TASK DESCRIPTION:
Work through the entries below and report how many lines include "name". The number alone is the answer.

ROWS:
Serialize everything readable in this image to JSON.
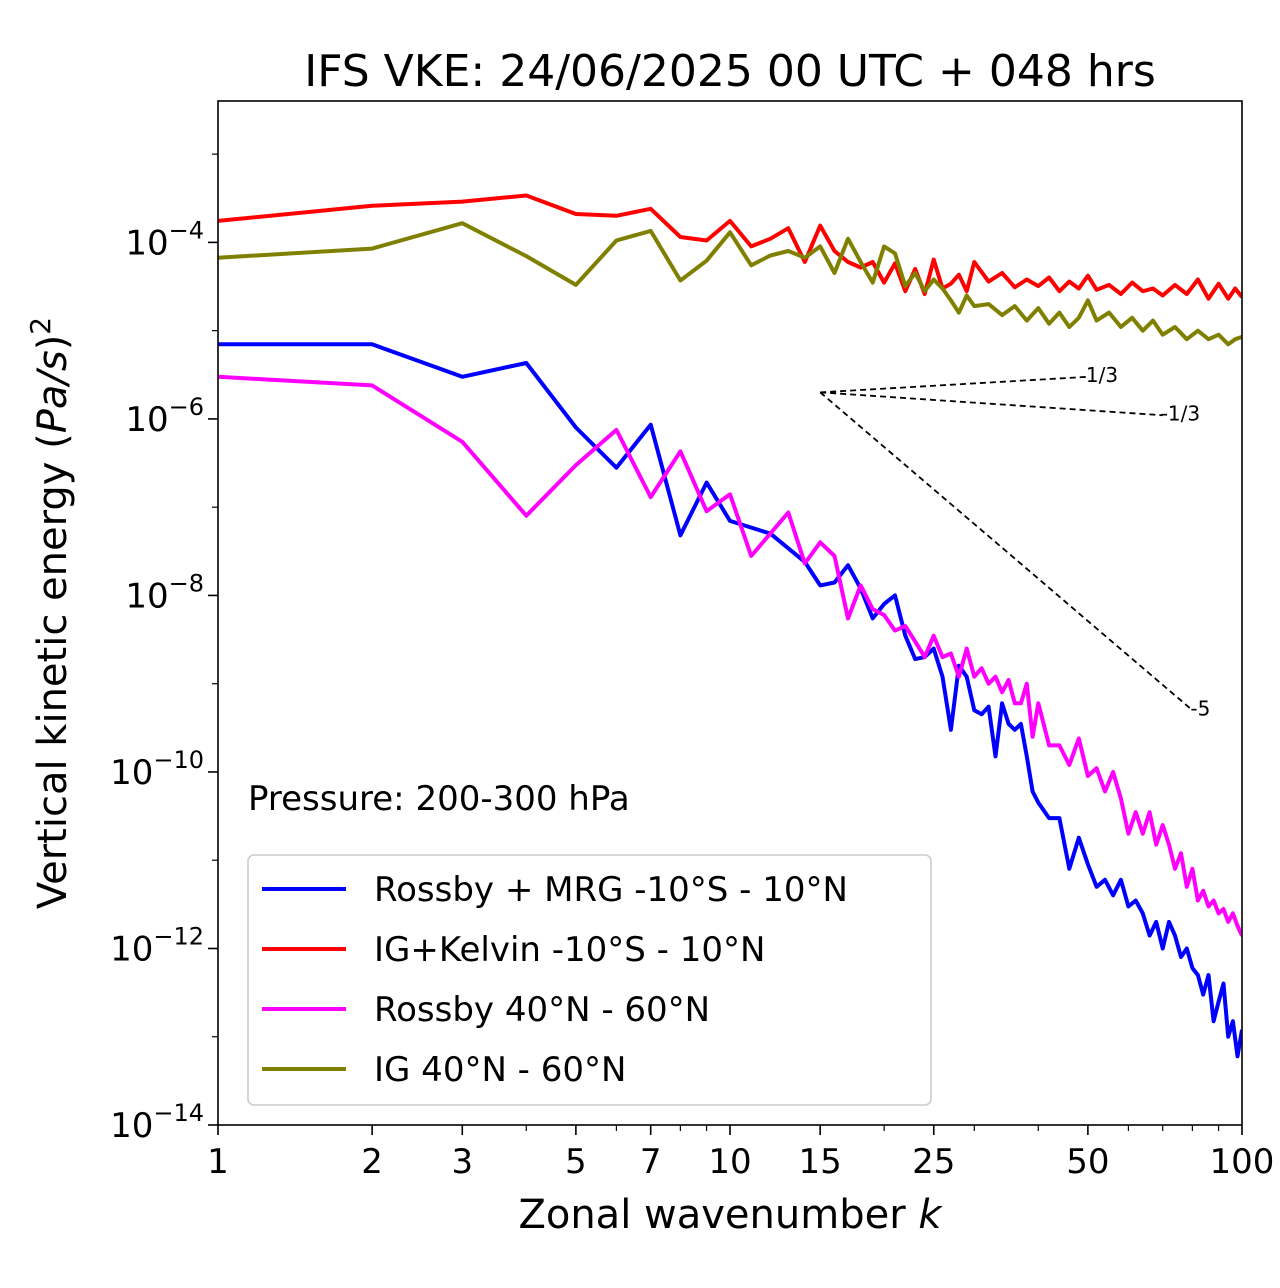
{
  "chart_data": {
    "type": "line",
    "title": "IFS VKE: 24/06/2025 00 UTC + 048 hrs",
    "xlabel": "Zonal wavenumber k",
    "xlabel_main": "Zonal wavenumber ",
    "xlabel_var": "k",
    "ylabel_main": "Vertical kinetic energy (",
    "ylabel_var": "Pa/s",
    "ylabel_close": ")",
    "ylabel_exp": "2",
    "x_scale": "log",
    "y_scale": "log",
    "xlim": [
      1,
      100
    ],
    "ylim": [
      1e-14,
      0.004
    ],
    "x_ticks": [
      1,
      2,
      3,
      5,
      7,
      10,
      15,
      25,
      50,
      100
    ],
    "x_tick_labels": [
      "1",
      "2",
      "3",
      "5",
      "7",
      "10",
      "15",
      "25",
      "50",
      "100"
    ],
    "y_ticks": [
      {
        "value": 0.0001,
        "base": "10",
        "exp": "−4"
      },
      {
        "value": 1e-06,
        "base": "10",
        "exp": "−6"
      },
      {
        "value": 1e-08,
        "base": "10",
        "exp": "−8"
      },
      {
        "value": 1e-10,
        "base": "10",
        "exp": "−10"
      },
      {
        "value": 1e-12,
        "base": "10",
        "exp": "−12"
      },
      {
        "value": 1e-14,
        "base": "10",
        "exp": "−14"
      }
    ],
    "annotation": "Pressure: 200-300 hPa",
    "grid": false,
    "legend_position": "lower-left",
    "series": [
      {
        "name": "Rossby + MRG -10°S - 10°N",
        "color": "#0000ff",
        "x": [
          1,
          2,
          3,
          4,
          5,
          6,
          7,
          8,
          9,
          10,
          12,
          14,
          15,
          16,
          17,
          18,
          19,
          20,
          21,
          22,
          23,
          24,
          25,
          26,
          27,
          28,
          29,
          30,
          31,
          32,
          33,
          34,
          35,
          36,
          37,
          38,
          39,
          40,
          42,
          44,
          46,
          48,
          50,
          52,
          54,
          56,
          58,
          60,
          62,
          64,
          66,
          68,
          70,
          72,
          74,
          76,
          78,
          80,
          82,
          84,
          86,
          88,
          90,
          92,
          94,
          96,
          98,
          100
        ],
        "y": [
          7e-06,
          7e-06,
          3e-06,
          4.3e-06,
          8e-07,
          2.8e-07,
          8.6e-07,
          4.8e-08,
          1.9e-07,
          7e-08,
          5e-08,
          2.4e-08,
          1.3e-08,
          1.4e-08,
          2.2e-08,
          1.2e-08,
          5.5e-09,
          8e-09,
          1e-08,
          3.5e-09,
          1.9e-09,
          2e-09,
          2.5e-09,
          1.2e-09,
          3e-10,
          1.6e-09,
          1.2e-09,
          5e-10,
          4.5e-10,
          5.5e-10,
          1.5e-10,
          6e-10,
          3.5e-10,
          3e-10,
          3.5e-10,
          1.5e-10,
          6e-11,
          4.5e-11,
          3e-11,
          3e-11,
          8e-12,
          1.8e-11,
          9e-12,
          5e-12,
          6e-12,
          4e-12,
          6e-12,
          3e-12,
          3.5e-12,
          2.5e-12,
          1.4e-12,
          2e-12,
          1e-12,
          2e-12,
          1.4e-12,
          8e-13,
          1e-12,
          6e-13,
          5e-13,
          3e-13,
          5e-13,
          1.5e-13,
          2.5e-13,
          4e-13,
          1e-13,
          1.5e-13,
          6e-14,
          1.2e-13
        ]
      },
      {
        "name": "IG+Kelvin -10°S - 10°N",
        "color": "#ff0000",
        "x": [
          1,
          2,
          3,
          4,
          5,
          6,
          7,
          8,
          9,
          10,
          11,
          12,
          13,
          14,
          15,
          16,
          17,
          18,
          19,
          20,
          21,
          22,
          23,
          24,
          25,
          26,
          27,
          28,
          29,
          30,
          32,
          34,
          36,
          38,
          40,
          42,
          44,
          46,
          48,
          50,
          52,
          55,
          58,
          61,
          64,
          67,
          70,
          74,
          78,
          82,
          86,
          90,
          94,
          97,
          100
        ],
        "y": [
          0.000175,
          0.00026,
          0.00029,
          0.00034,
          0.00021,
          0.0002,
          0.00024,
          0.000115,
          0.000105,
          0.000175,
          9e-05,
          0.00011,
          0.000145,
          6e-05,
          0.000155,
          8e-05,
          6e-05,
          5.2e-05,
          6e-05,
          3.5e-05,
          5.8e-05,
          2.8e-05,
          5e-05,
          2.6e-05,
          6.4e-05,
          3e-05,
          3.4e-05,
          4.3e-05,
          2.8e-05,
          6e-05,
          3.6e-05,
          4.5e-05,
          3.1e-05,
          3.8e-05,
          3.2e-05,
          4e-05,
          2.8e-05,
          3.6e-05,
          3e-05,
          4.2e-05,
          2.9e-05,
          3.3e-05,
          2.6e-05,
          3.5e-05,
          2.8e-05,
          3e-05,
          2.5e-05,
          3.3e-05,
          2.6e-05,
          3.8e-05,
          2.3e-05,
          3.4e-05,
          2.3e-05,
          3e-05,
          2.4e-05
        ]
      },
      {
        "name": "Rossby 40°N - 60°N",
        "color": "#ff00ff",
        "x": [
          1,
          2,
          3,
          4,
          5,
          6,
          7,
          8,
          9,
          10,
          11,
          13,
          14,
          15,
          16,
          17,
          18,
          19,
          20,
          21,
          22,
          23,
          24,
          25,
          26,
          27,
          28,
          29,
          30,
          31,
          32,
          33,
          34,
          35,
          36,
          37,
          38,
          39,
          40,
          42,
          44,
          46,
          48,
          50,
          52,
          54,
          56,
          58,
          60,
          62,
          64,
          66,
          68,
          70,
          72,
          74,
          76,
          78,
          80,
          82,
          84,
          86,
          88,
          90,
          92,
          94,
          96,
          98,
          100
        ],
        "y": [
          3e-06,
          2.4e-06,
          5.5e-07,
          8e-08,
          3e-07,
          7.5e-07,
          1.3e-07,
          4.3e-07,
          9e-08,
          1.4e-07,
          2.8e-08,
          8.7e-08,
          2.3e-08,
          4e-08,
          2.8e-08,
          5.5e-09,
          1.3e-08,
          7e-09,
          6e-09,
          4e-09,
          4.5e-09,
          3e-09,
          2e-09,
          3.5e-09,
          2e-09,
          2.2e-09,
          1.2e-09,
          2.5e-09,
          1.2e-09,
          1.5e-09,
          1e-09,
          1.2e-09,
          8e-10,
          1.1e-09,
          6e-10,
          6e-10,
          1e-09,
          2.5e-10,
          6e-10,
          2e-10,
          2e-10,
          1.2e-10,
          2.4e-10,
          9e-11,
          1.1e-10,
          6e-11,
          1e-10,
          5e-11,
          2e-11,
          3.5e-11,
          2e-11,
          3.5e-11,
          1.5e-11,
          2.5e-11,
          1.5e-11,
          8e-12,
          1.2e-11,
          5e-12,
          8e-12,
          3.5e-12,
          4.5e-12,
          3e-12,
          3.5e-12,
          2.5e-12,
          2.8e-12,
          2e-12,
          2.5e-12,
          1.8e-12,
          1.4e-12
        ]
      },
      {
        "name": "IG 40°N - 60°N",
        "color": "#808000",
        "x": [
          1,
          2,
          3,
          4,
          5,
          6,
          7,
          8,
          9,
          10,
          11,
          12,
          13,
          14,
          15,
          16,
          17,
          18,
          19,
          20,
          21,
          22,
          23,
          24,
          25,
          26,
          27,
          28,
          29,
          30,
          32,
          34,
          36,
          38,
          40,
          42,
          44,
          46,
          48,
          50,
          52,
          55,
          58,
          61,
          64,
          67,
          70,
          74,
          78,
          82,
          86,
          90,
          94,
          97,
          100
        ],
        "y": [
          6.7e-05,
          8.5e-05,
          0.000165,
          7e-05,
          3.3e-05,
          0.000105,
          0.000135,
          3.7e-05,
          6.2e-05,
          0.00013,
          5.5e-05,
          7.1e-05,
          8e-05,
          6.7e-05,
          9e-05,
          4.5e-05,
          0.00011,
          6e-05,
          3.5e-05,
          9e-05,
          7.5e-05,
          3.2e-05,
          4.5e-05,
          2.8e-05,
          3.8e-05,
          3e-05,
          2.2e-05,
          1.6e-05,
          2.5e-05,
          1.9e-05,
          2e-05,
          1.5e-05,
          1.9e-05,
          1.3e-05,
          1.8e-05,
          1.2e-05,
          1.6e-05,
          1.1e-05,
          1.4e-05,
          2.2e-05,
          1.3e-05,
          1.6e-05,
          1.1e-05,
          1.4e-05,
          1e-05,
          1.3e-05,
          9e-06,
          1.1e-05,
          8e-06,
          1e-05,
          8e-06,
          9e-06,
          7e-06,
          8e-06,
          8.5e-06
        ]
      }
    ],
    "reference_lines": [
      {
        "label": "1/3",
        "x": [
          15,
          50
        ],
        "y": [
          2e-06,
          3e-06
        ]
      },
      {
        "label": "-1/3",
        "x": [
          15,
          70
        ],
        "y": [
          2e-06,
          1.1e-06
        ]
      },
      {
        "label": "-5",
        "x": [
          15,
          80
        ],
        "y": [
          2e-06,
          5e-10
        ]
      }
    ]
  }
}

WRITTEN ANSWER:
4